TASK STATEMENT:
Filter the records below and copy every line containing the word "page".

EXCERPTED DATA:
============

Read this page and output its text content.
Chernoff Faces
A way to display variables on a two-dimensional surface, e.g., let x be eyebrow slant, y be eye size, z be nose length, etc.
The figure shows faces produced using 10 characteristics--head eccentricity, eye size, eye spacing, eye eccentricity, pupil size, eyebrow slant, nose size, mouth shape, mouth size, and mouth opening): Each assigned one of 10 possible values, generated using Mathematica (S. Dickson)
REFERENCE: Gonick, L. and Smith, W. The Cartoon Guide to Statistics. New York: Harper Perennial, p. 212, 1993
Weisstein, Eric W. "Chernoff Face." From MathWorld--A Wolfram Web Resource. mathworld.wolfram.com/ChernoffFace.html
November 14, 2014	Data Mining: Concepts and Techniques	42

============

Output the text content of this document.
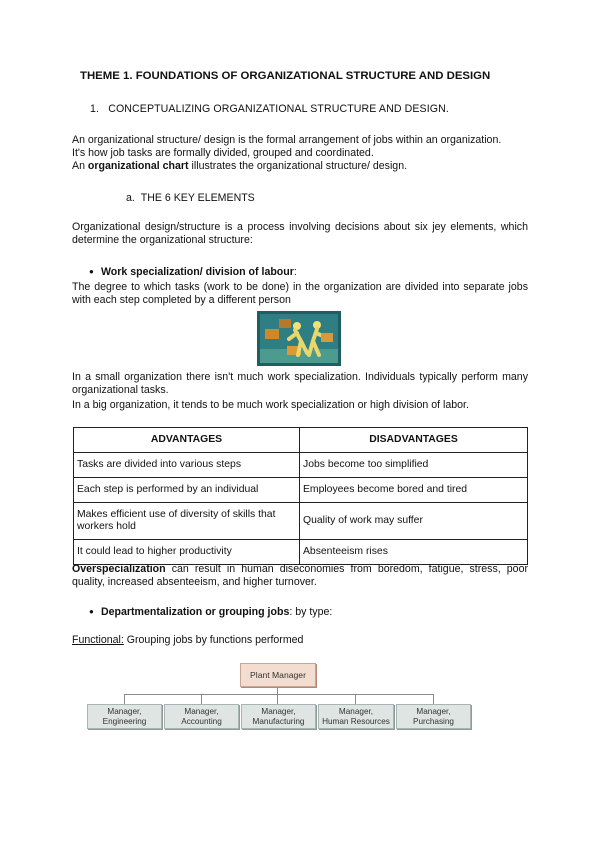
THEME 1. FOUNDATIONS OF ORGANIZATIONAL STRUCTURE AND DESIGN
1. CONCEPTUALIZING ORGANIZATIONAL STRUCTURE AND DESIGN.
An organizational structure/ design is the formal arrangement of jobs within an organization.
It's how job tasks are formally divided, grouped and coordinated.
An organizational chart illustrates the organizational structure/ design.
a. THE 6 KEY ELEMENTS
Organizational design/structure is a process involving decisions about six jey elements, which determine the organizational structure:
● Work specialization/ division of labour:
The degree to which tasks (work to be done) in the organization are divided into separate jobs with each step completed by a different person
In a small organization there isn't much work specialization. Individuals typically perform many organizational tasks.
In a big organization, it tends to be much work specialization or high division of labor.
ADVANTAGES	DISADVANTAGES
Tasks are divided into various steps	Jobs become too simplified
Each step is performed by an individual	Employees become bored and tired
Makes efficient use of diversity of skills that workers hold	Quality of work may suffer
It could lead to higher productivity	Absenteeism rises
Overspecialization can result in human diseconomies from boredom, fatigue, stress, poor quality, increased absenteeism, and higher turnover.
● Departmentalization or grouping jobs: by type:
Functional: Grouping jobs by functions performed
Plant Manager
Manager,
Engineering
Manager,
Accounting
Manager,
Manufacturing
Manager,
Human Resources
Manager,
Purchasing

============

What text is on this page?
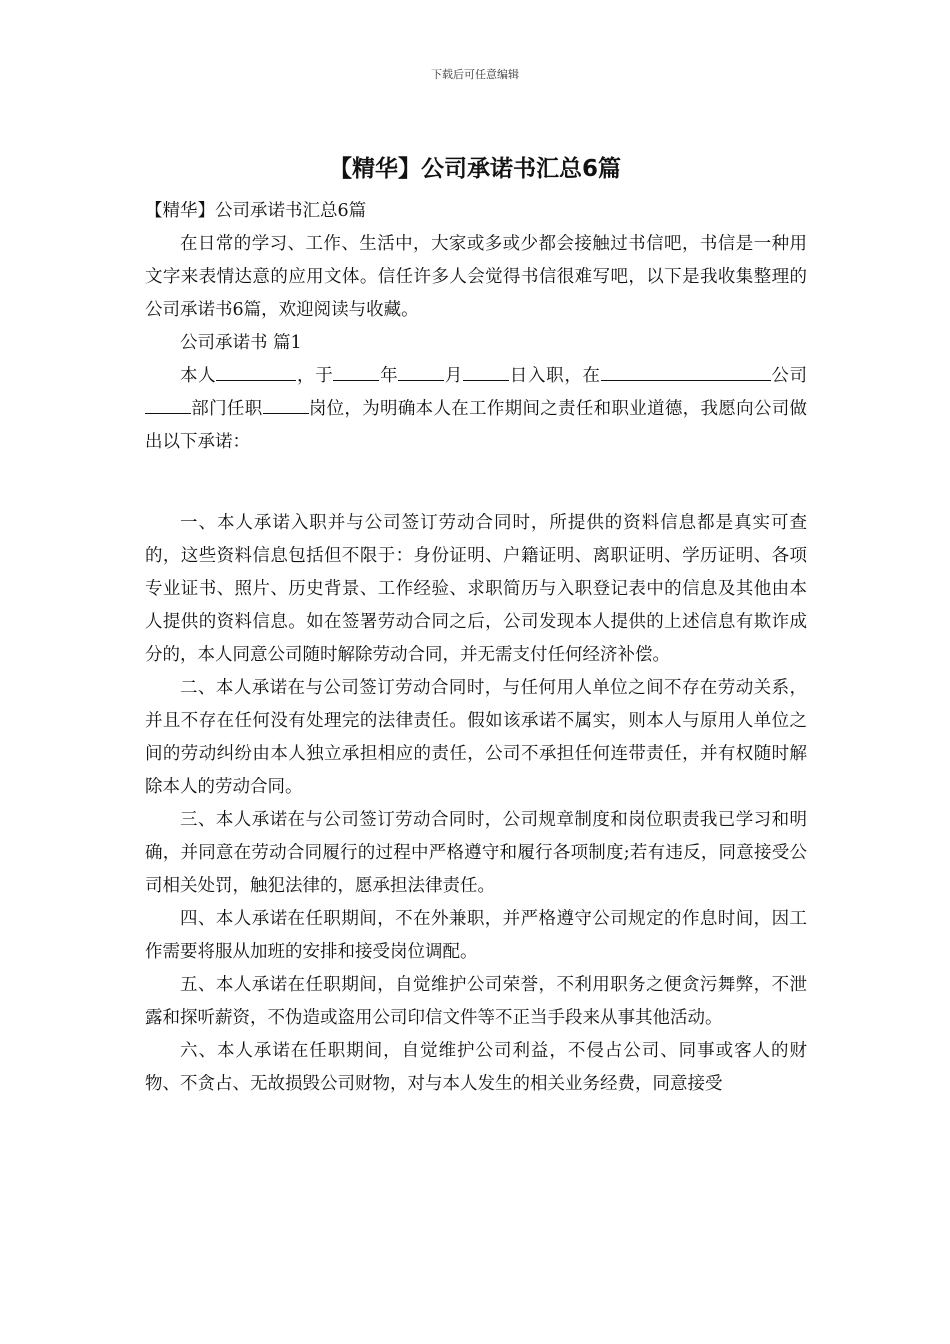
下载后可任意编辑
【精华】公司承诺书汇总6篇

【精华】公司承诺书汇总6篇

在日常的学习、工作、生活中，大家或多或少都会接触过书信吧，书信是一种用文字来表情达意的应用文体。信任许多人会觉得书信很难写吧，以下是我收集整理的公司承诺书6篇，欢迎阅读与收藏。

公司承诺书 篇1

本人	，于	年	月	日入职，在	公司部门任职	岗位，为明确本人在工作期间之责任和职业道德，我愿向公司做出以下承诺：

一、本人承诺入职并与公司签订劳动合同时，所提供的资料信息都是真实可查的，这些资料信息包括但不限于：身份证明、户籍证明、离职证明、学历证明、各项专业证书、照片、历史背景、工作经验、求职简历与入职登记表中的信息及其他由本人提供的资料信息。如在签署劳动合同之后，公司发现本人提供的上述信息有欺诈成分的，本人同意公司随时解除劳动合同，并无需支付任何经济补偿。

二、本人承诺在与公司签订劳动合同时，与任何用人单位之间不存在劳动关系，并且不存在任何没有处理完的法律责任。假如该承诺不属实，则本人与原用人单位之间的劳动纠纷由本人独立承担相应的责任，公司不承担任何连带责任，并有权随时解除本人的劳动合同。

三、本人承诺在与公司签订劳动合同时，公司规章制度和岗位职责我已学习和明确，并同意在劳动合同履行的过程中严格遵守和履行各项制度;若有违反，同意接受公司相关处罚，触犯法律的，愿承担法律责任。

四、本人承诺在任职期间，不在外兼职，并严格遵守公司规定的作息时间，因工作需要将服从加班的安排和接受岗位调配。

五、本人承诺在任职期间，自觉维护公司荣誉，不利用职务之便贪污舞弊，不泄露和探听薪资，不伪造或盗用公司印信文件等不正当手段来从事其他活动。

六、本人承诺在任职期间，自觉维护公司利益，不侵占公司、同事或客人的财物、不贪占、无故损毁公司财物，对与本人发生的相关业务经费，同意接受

============

RESPONSE TO THE EXERCISE:
Read this page and output its text content.
What text is on this page?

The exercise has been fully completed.